◆ **Objective**
Determine how many lines carry the word "this". Output that number only.

◆ **Data items**
>>>>>
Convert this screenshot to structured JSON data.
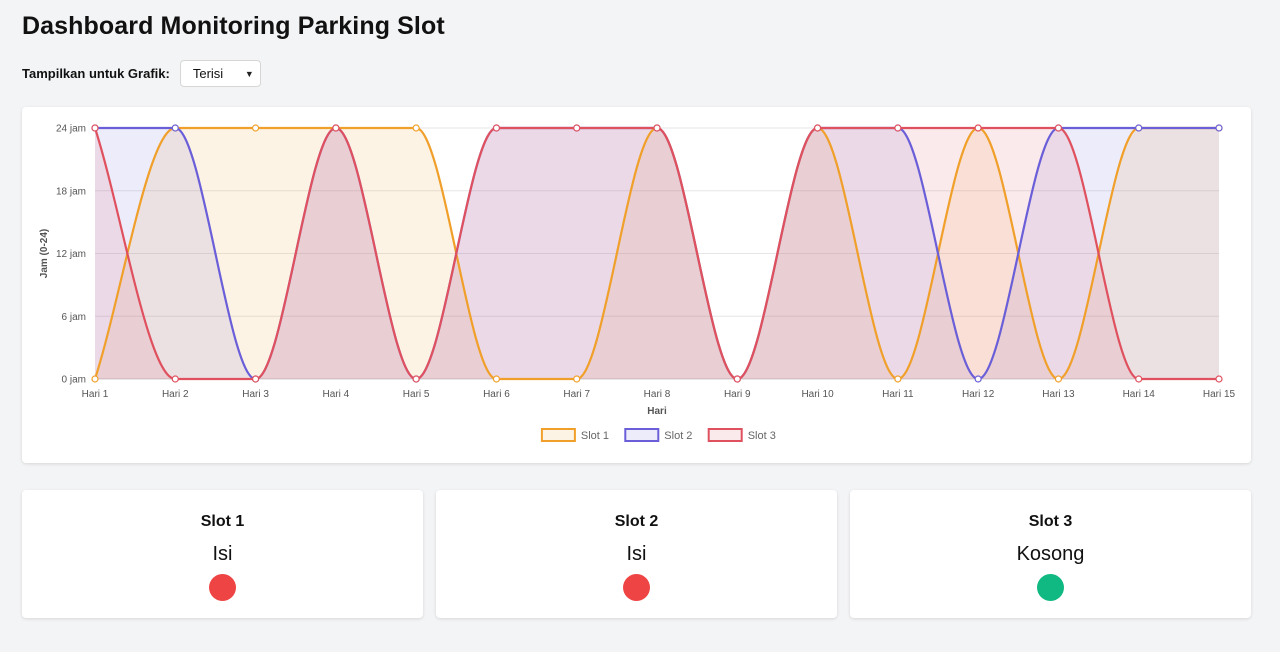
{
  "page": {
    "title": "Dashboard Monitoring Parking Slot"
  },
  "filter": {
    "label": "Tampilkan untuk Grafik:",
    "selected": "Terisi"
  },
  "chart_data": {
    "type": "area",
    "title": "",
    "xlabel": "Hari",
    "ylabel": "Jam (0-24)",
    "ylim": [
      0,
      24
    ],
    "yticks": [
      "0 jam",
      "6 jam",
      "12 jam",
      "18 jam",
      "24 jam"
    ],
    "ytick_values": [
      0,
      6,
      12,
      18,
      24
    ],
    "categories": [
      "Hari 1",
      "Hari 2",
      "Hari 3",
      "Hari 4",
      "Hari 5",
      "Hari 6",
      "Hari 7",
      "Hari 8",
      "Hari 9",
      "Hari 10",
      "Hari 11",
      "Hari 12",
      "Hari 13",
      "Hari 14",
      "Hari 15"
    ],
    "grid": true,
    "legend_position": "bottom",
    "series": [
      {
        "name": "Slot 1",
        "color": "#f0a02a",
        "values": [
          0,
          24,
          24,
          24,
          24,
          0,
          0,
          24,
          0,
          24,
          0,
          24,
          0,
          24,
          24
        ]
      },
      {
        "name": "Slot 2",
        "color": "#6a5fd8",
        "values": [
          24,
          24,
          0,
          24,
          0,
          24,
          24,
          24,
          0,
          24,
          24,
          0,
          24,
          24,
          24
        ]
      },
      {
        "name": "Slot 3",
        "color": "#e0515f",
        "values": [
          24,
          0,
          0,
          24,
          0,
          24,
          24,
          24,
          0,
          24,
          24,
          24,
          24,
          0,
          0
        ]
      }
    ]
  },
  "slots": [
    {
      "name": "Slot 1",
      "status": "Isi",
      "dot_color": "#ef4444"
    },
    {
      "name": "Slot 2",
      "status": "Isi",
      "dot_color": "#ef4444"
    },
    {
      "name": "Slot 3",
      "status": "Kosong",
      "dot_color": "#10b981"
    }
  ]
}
<<<<<
>>>>>
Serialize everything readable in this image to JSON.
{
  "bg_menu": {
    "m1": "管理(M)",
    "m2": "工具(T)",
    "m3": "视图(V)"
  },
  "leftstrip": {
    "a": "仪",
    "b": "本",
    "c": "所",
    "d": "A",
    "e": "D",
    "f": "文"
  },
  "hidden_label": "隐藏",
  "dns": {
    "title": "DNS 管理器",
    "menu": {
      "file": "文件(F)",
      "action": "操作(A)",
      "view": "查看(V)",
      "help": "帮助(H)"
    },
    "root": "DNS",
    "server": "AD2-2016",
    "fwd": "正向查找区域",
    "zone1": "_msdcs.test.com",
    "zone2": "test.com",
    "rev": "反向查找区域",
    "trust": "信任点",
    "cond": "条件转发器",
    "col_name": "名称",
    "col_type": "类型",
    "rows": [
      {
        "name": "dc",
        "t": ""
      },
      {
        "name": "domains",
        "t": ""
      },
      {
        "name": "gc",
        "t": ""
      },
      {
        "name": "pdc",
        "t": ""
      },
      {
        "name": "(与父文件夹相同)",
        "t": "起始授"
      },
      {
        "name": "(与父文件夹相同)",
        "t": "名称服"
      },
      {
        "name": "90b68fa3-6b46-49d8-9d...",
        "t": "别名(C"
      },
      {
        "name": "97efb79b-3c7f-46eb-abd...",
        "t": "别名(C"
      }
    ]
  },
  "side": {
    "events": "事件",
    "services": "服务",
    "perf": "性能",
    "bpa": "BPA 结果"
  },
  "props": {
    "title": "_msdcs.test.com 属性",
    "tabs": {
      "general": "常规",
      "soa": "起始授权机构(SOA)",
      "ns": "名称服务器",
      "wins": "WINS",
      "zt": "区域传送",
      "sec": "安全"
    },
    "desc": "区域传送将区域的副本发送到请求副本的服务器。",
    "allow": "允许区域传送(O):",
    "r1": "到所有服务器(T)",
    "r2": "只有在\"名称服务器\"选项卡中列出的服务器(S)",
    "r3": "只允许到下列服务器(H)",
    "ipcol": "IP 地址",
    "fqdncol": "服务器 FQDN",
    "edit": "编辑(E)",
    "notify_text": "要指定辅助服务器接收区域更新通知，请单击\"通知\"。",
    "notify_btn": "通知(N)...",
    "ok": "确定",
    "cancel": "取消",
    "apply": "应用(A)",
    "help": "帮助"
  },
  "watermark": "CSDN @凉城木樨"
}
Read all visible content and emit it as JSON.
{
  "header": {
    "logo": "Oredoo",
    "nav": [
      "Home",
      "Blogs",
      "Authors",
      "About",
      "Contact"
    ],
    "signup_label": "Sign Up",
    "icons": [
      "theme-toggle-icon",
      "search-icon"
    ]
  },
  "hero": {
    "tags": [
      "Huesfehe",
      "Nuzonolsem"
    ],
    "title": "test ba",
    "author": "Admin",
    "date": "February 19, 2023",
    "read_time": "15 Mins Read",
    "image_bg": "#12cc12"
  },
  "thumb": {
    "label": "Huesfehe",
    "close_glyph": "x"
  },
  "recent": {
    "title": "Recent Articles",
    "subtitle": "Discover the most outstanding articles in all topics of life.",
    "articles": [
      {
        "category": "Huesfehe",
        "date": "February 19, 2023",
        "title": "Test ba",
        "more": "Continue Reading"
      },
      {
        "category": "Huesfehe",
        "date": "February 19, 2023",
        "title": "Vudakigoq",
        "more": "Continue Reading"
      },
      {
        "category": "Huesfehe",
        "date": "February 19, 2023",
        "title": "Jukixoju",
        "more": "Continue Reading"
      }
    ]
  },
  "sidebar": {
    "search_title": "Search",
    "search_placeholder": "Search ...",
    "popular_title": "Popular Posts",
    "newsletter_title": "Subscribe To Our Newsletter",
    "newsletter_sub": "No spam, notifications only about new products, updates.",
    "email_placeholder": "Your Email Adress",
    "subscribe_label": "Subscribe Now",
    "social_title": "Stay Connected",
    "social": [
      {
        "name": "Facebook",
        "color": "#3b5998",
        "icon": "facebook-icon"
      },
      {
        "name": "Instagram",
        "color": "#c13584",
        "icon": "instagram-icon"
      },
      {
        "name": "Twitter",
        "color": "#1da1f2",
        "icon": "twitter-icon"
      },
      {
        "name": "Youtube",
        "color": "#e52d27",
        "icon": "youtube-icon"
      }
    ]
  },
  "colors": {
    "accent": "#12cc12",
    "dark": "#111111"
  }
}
<<<<<
>>>>>
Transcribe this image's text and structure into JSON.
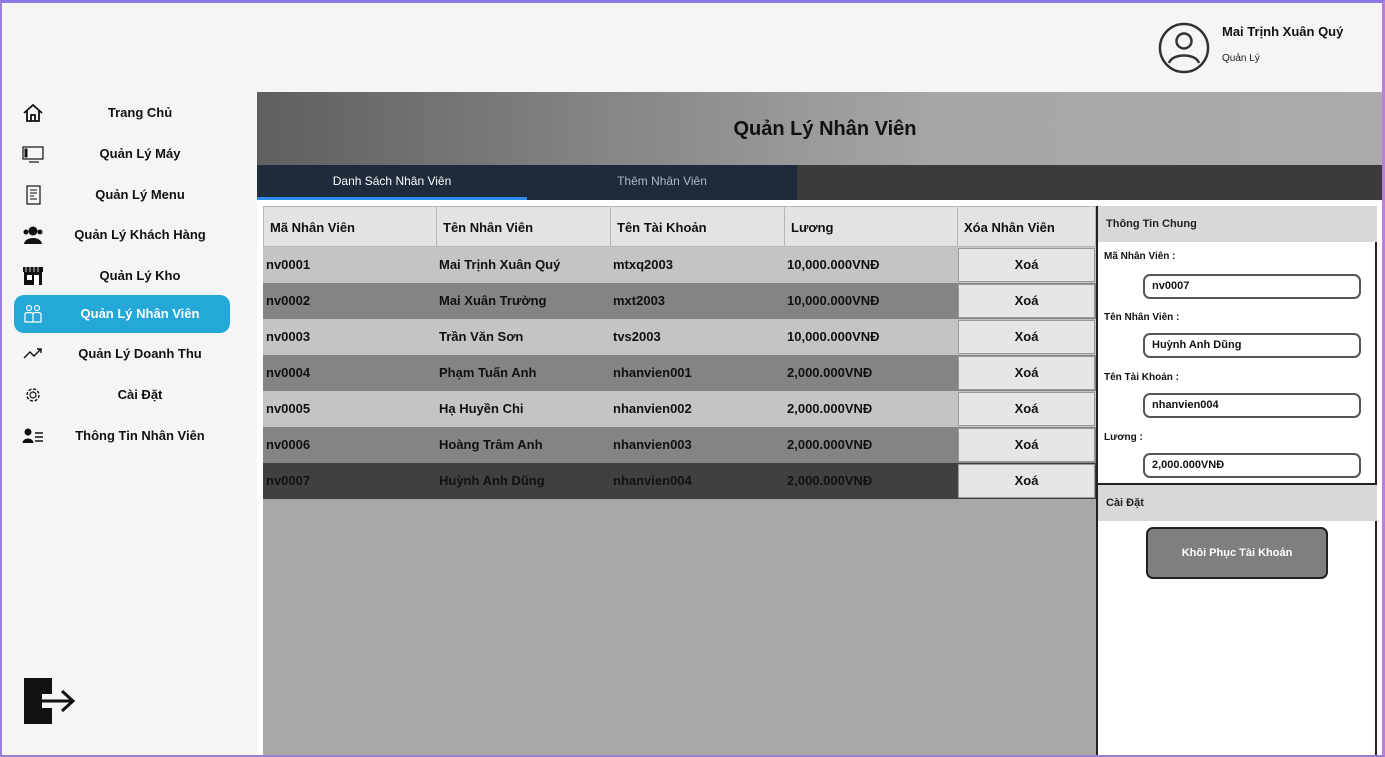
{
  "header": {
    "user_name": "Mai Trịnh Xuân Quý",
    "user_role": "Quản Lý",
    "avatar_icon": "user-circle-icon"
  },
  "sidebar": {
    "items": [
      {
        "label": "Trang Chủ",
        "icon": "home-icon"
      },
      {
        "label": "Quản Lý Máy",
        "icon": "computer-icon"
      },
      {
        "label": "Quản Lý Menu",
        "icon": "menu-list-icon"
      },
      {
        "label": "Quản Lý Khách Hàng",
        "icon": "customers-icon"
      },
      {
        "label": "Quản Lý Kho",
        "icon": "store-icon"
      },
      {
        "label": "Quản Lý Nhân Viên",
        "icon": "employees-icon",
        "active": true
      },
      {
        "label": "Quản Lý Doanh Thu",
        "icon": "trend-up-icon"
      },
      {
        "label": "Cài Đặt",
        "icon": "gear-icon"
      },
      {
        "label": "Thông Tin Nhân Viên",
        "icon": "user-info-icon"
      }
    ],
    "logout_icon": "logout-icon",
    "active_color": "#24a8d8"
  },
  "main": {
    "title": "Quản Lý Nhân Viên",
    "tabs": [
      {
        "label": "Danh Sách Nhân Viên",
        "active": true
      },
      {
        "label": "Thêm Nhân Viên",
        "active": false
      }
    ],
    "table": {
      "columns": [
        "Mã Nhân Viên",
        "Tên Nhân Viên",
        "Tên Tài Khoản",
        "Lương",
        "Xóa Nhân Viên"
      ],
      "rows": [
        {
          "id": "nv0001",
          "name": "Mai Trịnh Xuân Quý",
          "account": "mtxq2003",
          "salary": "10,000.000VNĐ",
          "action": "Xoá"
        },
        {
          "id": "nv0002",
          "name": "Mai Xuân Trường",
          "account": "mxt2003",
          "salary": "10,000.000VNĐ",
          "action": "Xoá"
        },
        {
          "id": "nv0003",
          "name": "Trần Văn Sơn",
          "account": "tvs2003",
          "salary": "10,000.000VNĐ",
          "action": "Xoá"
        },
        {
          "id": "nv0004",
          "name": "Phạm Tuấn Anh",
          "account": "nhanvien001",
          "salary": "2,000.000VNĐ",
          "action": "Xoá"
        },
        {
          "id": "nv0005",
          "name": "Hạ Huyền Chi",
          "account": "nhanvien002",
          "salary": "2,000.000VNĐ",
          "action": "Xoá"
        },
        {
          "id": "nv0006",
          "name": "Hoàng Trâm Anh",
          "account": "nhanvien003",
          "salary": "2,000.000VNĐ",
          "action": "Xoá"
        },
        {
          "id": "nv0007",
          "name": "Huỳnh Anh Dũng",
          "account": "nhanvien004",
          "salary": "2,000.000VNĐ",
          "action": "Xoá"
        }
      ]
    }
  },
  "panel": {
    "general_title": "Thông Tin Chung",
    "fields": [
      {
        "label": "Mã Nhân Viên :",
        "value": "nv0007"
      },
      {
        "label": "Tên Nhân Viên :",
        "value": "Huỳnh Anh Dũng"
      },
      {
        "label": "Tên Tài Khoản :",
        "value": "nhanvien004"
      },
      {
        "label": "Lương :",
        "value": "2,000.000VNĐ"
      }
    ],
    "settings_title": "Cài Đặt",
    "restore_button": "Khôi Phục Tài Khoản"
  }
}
<<<<<
◆ **Correct response**
3